* Provided entries:
=====

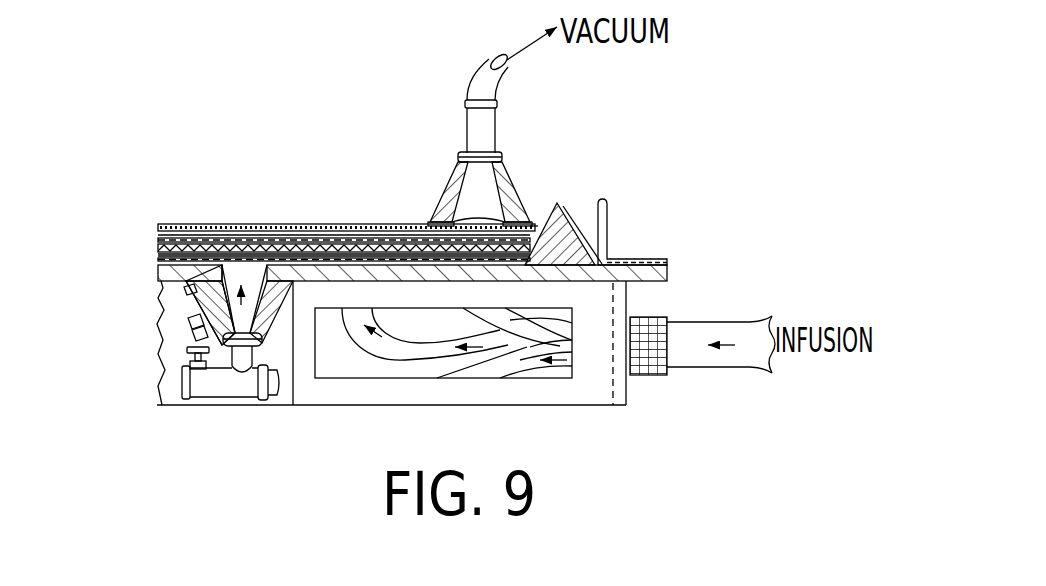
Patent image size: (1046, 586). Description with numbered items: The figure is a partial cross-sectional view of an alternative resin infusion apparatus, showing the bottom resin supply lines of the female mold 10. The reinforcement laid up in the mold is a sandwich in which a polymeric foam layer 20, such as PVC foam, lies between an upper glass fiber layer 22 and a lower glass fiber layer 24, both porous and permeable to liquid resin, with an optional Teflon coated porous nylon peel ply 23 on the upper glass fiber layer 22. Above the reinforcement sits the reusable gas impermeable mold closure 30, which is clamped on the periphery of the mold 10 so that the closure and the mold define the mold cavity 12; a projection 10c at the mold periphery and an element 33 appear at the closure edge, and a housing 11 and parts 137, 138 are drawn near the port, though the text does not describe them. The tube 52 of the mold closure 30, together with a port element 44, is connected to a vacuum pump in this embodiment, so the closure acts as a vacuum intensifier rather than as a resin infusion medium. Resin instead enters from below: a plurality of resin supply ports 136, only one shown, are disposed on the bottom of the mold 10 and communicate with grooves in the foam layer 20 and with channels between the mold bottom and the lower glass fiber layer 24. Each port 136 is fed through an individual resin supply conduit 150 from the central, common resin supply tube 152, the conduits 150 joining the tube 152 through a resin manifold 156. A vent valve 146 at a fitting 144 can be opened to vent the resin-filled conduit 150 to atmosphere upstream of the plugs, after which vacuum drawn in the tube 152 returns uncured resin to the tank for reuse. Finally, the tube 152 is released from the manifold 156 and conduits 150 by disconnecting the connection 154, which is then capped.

The female mold 10 is at (756, 252).
The wedge support 10c is at (652, 128).
The housing 11 is at (570, 390).
The mold cavity 12 is at (542, 222).
The polymeric foam layer 20 is at (157, 250).
The upper glass fiber layer 22 is at (157, 240).
The peel ply 23 is at (157, 232).
The lower glass fiber layer 24 is at (157, 260).
The mold closure 30 is at (237, 140).
The bracket 33 is at (699, 168).
The vacuum port 44 is at (597, 85).
The tube 52 is at (605, 50).
The resin supply port 136 is at (282, 325).
The clamp 137 is at (192, 291).
The bracket 138 is at (202, 316).
The fitting 144 is at (247, 407).
The vent valve 146 is at (198, 373).
The resin supply conduit 150 is at (512, 345).
The central common resin supply tube 152 is at (707, 372).
The connection 154 is at (645, 375).
The resin manifold 156 is at (616, 302).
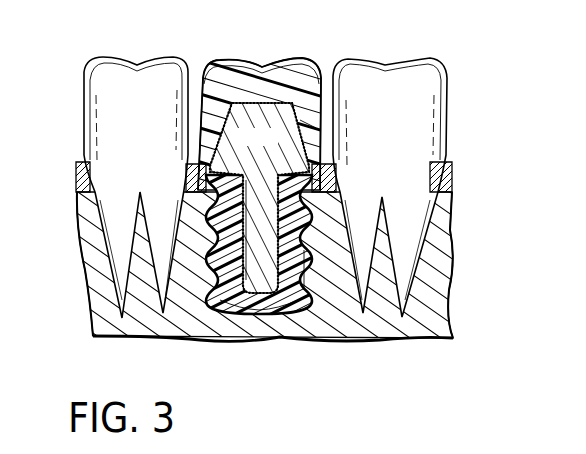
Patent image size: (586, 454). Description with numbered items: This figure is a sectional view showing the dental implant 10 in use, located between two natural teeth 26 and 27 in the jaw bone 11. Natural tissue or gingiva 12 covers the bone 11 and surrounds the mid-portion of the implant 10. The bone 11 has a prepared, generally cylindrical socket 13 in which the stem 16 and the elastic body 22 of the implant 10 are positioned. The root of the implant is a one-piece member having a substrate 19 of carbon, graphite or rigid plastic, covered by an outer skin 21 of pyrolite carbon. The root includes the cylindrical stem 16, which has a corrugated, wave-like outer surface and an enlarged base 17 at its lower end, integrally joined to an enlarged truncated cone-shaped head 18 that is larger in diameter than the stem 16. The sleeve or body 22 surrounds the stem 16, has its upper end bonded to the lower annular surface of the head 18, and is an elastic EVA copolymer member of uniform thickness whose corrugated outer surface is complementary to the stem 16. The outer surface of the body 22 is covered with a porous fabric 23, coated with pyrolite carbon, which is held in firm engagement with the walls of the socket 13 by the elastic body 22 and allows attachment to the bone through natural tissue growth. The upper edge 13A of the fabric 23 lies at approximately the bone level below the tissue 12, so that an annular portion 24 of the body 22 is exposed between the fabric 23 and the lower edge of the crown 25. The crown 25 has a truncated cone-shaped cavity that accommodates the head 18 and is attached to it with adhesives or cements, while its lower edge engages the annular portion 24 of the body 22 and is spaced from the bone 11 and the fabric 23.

The dental implant 10 is at (296, 44).
The jaw bone 11 is at (432, 275).
The gingiva 12 is at (446, 186).
The socket 13 is at (314, 300).
The upper edge of fabric 13A is at (323, 192).
The stem 16 is at (257, 218).
The base 17 is at (239, 305).
The head 18 is at (300, 126).
The substrate 19 is at (266, 200).
The outer skin 21 is at (262, 102).
The elastic body 22 is at (223, 293).
The porous fabric 23 is at (272, 310).
The annular portion 24 is at (312, 184).
The crown 25 is at (214, 64).
The tooth 26 is at (105, 82).
The tooth 27 is at (424, 92).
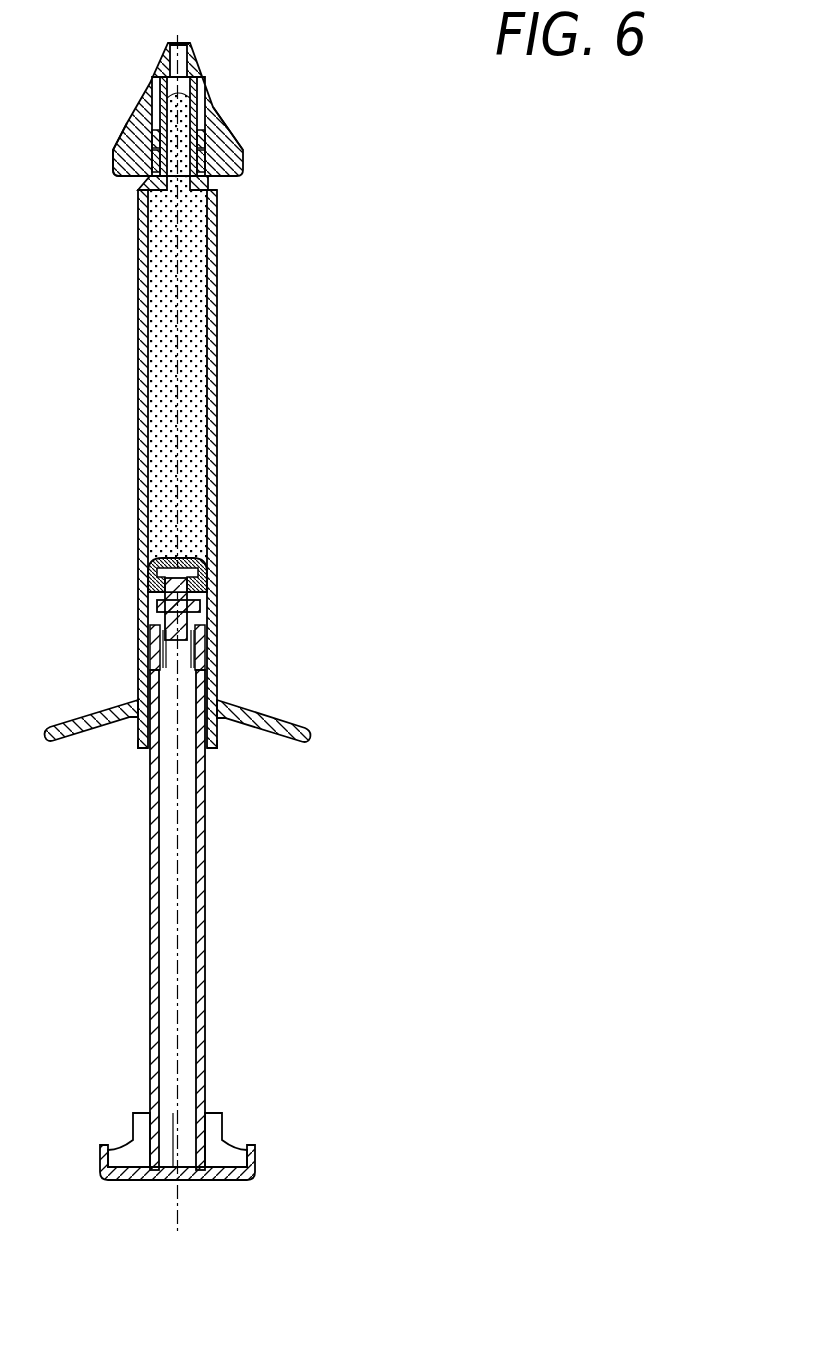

=====

Reproduce all the rows above, substituting "Drawing dimensions" for every "Patent image size" and leaving everything else unchanged. Omit the pictures.

Drawing dimensions: (1046, 586). Description with numbered items: The figure is a partial cross-sectional view of an alternative resin infusion apparatus, showing the bottom resin supply lines of the female mold 10. The reinforcement laid up in the mold is a sandwich in which a polymeric foam layer 20, such as PVC foam, lies between an upper glass fiber layer 22 and a lower glass fiber layer 24, both porous and permeable to liquid resin, with an optional Teflon coated porous nylon peel ply 23 on the upper glass fiber layer 22. Above the reinforcement sits the reusable gas impermeable mold closure 30, which is clamped on the periphery of the mold 10 so that the closure and the mold define the mold cavity 12; a projection 10c at the mold periphery and an element 33 appear at the closure edge, and a housing 11 and parts 137, 138 are drawn near the port, though the text does not describe them. The tube 52 of the mold closure 30, together with a port element 44, is connected to a vacuum pump in this embodiment, so the closure acts as a vacuum intensifier rather than as a resin infusion medium. Resin instead enters from below: a plurality of resin supply ports 136, only one shown, are disposed on the bottom of the mold 10 and communicate with grooves in the foam layer 20 and with channels between the mold bottom and the lower glass fiber layer 24. Each port 136 is fed through an individual resin supply conduit 150 from the central, common resin supply tube 152, the conduits 150 joining the tube 152 through a resin manifold 156. A vent valve 146 at a fitting 144 can be opened to vent the resin-filled conduit 150 to atmosphere upstream of the plugs, after which vacuum drawn in the tube 152 returns uncured resin to the tank for reuse. Finally, the tube 152 is released from the manifold 156 and conduits 150 by disconnecting the connection 154, which is then capped.

The female mold 10 is at (756, 252).
The wedge support 10c is at (652, 128).
The housing 11 is at (570, 390).
The mold cavity 12 is at (542, 222).
The polymeric foam layer 20 is at (157, 250).
The upper glass fiber layer 22 is at (157, 240).
The peel ply 23 is at (157, 232).
The lower glass fiber layer 24 is at (157, 260).
The mold closure 30 is at (237, 140).
The bracket 33 is at (699, 168).
The vacuum port 44 is at (597, 85).
The tube 52 is at (605, 50).
The resin supply port 136 is at (282, 325).
The clamp 137 is at (192, 291).
The bracket 138 is at (202, 316).
The fitting 144 is at (247, 407).
The vent valve 146 is at (198, 373).
The resin supply conduit 150 is at (512, 345).
The central common resin supply tube 152 is at (707, 372).
The connection 154 is at (645, 375).
The resin manifold 156 is at (616, 302).
Drawing dimensions: (586, 454). Description with numbered items: This figure is a sectional view showing the dental implant 10 in use, located between two natural teeth 26 and 27 in the jaw bone 11. Natural tissue or gingiva 12 covers the bone 11 and surrounds the mid-portion of the implant 10. The bone 11 has a prepared, generally cylindrical socket 13 in which the stem 16 and the elastic body 22 of the implant 10 are positioned. The root of the implant is a one-piece member having a substrate 19 of carbon, graphite or rigid plastic, covered by an outer skin 21 of pyrolite carbon. The root includes the cylindrical stem 16, which has a corrugated, wave-like outer surface and an enlarged base 17 at its lower end, integrally joined to an enlarged truncated cone-shaped head 18 that is larger in diameter than the stem 16. The sleeve or body 22 surrounds the stem 16, has its upper end bonded to the lower annular surface of the head 18, and is an elastic EVA copolymer member of uniform thickness whose corrugated outer surface is complementary to the stem 16. The outer surface of the body 22 is covered with a porous fabric 23, coated with pyrolite carbon, which is held in firm engagement with the walls of the socket 13 by the elastic body 22 and allows attachment to the bone through natural tissue growth. The upper edge 13A of the fabric 23 lies at approximately the bone level below the tissue 12, so that an annular portion 24 of the body 22 is exposed between the fabric 23 and the lower edge of the crown 25. The crown 25 has a truncated cone-shaped cavity that accommodates the head 18 and is attached to it with adhesives or cements, while its lower edge engages the annular portion 24 of the body 22 and is spaced from the bone 11 and the fabric 23.

The dental implant 10 is at (296, 44).
The jaw bone 11 is at (432, 275).
The gingiva 12 is at (446, 186).
The socket 13 is at (314, 300).
The upper edge of fabric 13A is at (323, 192).
The stem 16 is at (257, 218).
The base 17 is at (239, 305).
The head 18 is at (300, 126).
The substrate 19 is at (266, 200).
The outer skin 21 is at (262, 102).
The elastic body 22 is at (223, 293).
The porous fabric 23 is at (272, 310).
The annular portion 24 is at (312, 184).
The crown 25 is at (214, 64).
The tooth 26 is at (105, 82).
The tooth 27 is at (424, 92).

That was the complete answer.